◆ **THE REQUEST**
Look below and pull out each line with the word "Вариант".

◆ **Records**
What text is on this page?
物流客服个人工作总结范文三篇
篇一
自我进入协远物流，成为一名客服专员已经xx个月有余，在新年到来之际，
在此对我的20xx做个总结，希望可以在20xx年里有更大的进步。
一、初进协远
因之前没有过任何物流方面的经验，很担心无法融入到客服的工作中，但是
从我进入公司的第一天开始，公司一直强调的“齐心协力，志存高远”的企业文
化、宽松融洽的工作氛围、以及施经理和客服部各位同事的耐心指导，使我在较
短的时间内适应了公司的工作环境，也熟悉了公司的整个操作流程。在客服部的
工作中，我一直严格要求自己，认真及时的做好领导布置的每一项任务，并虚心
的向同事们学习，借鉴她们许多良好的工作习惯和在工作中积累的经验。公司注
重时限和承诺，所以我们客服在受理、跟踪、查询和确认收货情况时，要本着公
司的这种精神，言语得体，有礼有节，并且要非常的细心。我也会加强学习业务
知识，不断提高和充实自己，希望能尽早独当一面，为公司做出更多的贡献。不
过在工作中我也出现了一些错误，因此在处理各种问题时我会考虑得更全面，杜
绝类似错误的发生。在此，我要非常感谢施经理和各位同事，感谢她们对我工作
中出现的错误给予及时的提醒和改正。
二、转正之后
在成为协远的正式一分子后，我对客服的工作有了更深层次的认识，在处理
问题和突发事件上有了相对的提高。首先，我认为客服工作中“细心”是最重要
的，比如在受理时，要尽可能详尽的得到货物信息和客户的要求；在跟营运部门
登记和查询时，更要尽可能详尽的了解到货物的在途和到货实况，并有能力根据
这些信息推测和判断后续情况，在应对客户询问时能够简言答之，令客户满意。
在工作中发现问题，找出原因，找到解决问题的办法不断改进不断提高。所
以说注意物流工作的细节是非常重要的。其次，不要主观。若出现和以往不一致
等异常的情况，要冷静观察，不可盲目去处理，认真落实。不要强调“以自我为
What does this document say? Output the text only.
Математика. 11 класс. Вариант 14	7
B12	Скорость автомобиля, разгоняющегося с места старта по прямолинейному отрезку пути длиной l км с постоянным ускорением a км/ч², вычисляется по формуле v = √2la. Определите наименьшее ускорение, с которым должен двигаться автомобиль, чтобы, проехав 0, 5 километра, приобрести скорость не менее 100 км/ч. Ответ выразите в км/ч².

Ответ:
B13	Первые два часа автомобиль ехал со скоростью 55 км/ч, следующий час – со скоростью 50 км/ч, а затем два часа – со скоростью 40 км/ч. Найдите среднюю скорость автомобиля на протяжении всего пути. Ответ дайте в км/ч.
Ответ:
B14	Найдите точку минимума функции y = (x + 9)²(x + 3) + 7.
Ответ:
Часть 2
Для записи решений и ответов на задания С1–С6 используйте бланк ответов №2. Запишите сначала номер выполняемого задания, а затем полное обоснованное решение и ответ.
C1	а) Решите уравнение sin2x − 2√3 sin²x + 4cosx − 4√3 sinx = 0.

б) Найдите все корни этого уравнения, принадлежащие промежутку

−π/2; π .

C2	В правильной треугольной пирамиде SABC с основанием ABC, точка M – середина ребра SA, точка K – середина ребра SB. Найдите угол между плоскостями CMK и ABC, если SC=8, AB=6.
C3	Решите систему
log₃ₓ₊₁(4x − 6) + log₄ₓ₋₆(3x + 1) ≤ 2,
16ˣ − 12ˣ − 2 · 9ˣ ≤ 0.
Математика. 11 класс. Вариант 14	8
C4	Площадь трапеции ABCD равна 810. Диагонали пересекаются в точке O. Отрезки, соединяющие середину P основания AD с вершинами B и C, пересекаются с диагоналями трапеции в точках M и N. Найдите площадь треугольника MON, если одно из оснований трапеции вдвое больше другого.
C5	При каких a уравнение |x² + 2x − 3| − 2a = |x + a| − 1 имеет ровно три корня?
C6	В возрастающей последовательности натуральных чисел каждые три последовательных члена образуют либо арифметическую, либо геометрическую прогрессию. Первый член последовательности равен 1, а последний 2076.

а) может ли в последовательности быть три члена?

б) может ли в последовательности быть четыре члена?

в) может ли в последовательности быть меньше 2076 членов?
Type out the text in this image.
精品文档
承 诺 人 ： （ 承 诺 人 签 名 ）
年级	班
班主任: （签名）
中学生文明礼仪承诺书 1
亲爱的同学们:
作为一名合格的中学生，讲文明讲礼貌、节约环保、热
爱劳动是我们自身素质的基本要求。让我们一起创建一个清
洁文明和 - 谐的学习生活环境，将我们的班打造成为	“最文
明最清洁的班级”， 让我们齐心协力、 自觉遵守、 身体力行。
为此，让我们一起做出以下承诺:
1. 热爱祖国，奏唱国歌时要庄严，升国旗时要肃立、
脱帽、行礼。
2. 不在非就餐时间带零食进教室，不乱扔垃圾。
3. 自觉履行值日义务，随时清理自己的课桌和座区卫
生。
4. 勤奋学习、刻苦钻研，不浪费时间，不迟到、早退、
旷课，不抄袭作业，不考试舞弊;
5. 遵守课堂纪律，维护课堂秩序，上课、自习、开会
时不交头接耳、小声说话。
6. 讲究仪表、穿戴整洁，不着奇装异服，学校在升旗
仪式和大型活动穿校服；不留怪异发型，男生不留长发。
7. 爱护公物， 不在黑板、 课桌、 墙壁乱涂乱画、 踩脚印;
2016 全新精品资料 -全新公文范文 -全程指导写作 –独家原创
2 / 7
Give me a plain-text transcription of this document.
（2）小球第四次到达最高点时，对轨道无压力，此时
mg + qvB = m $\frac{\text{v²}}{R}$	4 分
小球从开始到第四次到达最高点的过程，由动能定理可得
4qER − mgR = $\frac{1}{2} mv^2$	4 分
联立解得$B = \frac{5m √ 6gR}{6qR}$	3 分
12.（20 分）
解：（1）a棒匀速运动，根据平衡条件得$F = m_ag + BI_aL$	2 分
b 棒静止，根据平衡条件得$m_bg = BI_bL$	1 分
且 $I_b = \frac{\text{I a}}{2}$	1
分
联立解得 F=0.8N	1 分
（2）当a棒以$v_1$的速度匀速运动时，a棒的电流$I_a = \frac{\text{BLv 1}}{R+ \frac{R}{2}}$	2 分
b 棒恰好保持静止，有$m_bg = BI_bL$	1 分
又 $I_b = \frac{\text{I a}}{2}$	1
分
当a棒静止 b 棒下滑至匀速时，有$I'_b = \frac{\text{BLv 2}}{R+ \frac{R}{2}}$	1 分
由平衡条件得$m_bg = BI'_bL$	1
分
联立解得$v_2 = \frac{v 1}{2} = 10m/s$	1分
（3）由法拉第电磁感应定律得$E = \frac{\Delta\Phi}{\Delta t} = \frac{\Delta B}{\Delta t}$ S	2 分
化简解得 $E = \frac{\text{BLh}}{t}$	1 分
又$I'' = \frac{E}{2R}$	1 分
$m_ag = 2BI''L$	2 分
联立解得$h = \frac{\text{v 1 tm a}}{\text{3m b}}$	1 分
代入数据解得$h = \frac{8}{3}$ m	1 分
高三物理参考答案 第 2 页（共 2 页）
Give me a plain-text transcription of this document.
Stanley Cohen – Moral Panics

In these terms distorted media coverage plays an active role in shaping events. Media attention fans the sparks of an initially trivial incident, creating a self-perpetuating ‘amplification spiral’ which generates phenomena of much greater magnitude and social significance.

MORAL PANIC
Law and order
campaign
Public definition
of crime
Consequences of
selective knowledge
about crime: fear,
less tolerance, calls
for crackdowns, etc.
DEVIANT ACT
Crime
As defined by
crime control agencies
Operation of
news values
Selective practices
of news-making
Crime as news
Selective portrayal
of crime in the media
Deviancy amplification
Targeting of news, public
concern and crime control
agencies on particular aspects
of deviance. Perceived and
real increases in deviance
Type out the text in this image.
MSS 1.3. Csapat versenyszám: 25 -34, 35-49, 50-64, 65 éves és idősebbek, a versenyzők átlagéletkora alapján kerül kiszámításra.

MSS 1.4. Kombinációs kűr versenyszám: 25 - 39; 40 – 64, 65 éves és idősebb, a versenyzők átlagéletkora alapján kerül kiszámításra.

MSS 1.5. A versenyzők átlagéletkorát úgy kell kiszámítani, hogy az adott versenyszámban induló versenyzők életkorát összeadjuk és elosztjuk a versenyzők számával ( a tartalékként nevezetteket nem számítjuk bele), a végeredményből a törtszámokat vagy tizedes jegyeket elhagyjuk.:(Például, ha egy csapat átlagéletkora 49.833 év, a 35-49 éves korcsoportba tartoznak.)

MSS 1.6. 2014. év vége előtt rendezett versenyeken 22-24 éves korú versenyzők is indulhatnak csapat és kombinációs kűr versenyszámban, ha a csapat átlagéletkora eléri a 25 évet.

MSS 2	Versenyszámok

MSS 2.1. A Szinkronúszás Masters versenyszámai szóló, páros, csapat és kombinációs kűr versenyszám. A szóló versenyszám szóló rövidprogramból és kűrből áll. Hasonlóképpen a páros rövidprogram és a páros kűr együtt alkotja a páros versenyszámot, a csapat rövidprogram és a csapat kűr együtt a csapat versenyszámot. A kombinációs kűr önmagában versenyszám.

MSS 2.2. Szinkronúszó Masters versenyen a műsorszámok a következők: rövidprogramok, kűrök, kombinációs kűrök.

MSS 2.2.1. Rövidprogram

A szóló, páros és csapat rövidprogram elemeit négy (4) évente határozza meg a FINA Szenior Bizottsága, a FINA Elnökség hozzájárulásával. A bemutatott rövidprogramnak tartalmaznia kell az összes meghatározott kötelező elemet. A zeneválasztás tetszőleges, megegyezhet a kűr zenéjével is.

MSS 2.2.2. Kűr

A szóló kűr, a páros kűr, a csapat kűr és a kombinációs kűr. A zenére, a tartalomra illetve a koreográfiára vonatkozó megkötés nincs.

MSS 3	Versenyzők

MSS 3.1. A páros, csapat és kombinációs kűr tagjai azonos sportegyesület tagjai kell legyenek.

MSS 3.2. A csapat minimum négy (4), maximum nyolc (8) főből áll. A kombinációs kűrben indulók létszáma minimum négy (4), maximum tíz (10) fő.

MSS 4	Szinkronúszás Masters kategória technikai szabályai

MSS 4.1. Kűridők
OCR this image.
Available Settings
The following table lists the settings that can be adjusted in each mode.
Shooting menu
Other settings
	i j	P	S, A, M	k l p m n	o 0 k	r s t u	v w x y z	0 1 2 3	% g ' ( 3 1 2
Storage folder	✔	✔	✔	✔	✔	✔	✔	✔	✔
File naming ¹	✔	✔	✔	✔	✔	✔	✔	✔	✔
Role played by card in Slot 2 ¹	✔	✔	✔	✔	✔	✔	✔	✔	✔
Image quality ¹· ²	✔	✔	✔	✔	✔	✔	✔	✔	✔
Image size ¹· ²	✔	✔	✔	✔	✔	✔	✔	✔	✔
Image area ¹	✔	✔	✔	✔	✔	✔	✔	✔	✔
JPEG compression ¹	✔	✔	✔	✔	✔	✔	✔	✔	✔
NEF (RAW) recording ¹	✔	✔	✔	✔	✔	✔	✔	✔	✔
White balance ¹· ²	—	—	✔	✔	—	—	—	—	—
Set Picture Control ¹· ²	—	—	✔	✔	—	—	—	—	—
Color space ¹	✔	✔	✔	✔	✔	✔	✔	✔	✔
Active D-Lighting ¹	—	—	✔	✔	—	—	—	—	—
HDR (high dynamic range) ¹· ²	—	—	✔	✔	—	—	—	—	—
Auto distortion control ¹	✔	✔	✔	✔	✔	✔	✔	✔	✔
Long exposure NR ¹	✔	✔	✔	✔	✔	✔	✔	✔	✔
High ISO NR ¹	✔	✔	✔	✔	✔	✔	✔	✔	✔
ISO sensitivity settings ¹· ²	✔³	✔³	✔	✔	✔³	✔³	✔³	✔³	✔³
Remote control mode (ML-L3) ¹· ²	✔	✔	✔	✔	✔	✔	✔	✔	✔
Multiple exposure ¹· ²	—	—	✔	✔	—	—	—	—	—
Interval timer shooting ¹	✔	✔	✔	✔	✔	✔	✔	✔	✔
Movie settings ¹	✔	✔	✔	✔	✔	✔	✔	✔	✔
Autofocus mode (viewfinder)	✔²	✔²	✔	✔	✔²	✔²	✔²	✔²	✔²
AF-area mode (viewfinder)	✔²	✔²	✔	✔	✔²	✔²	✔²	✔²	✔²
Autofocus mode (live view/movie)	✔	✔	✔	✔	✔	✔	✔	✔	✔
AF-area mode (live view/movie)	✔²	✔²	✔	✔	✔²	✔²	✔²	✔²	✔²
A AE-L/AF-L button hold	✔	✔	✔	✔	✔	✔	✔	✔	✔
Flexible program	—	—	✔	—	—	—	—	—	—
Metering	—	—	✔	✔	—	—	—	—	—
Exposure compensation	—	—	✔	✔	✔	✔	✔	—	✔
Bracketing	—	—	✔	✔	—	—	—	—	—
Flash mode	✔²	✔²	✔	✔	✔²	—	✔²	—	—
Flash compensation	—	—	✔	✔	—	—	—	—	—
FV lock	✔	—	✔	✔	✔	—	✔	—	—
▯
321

◆ **SOLUTION FOR THIS PROBLEM**
Математика. 11 класс. Вариант 14	7
Математика. 11 класс. Вариант 14	8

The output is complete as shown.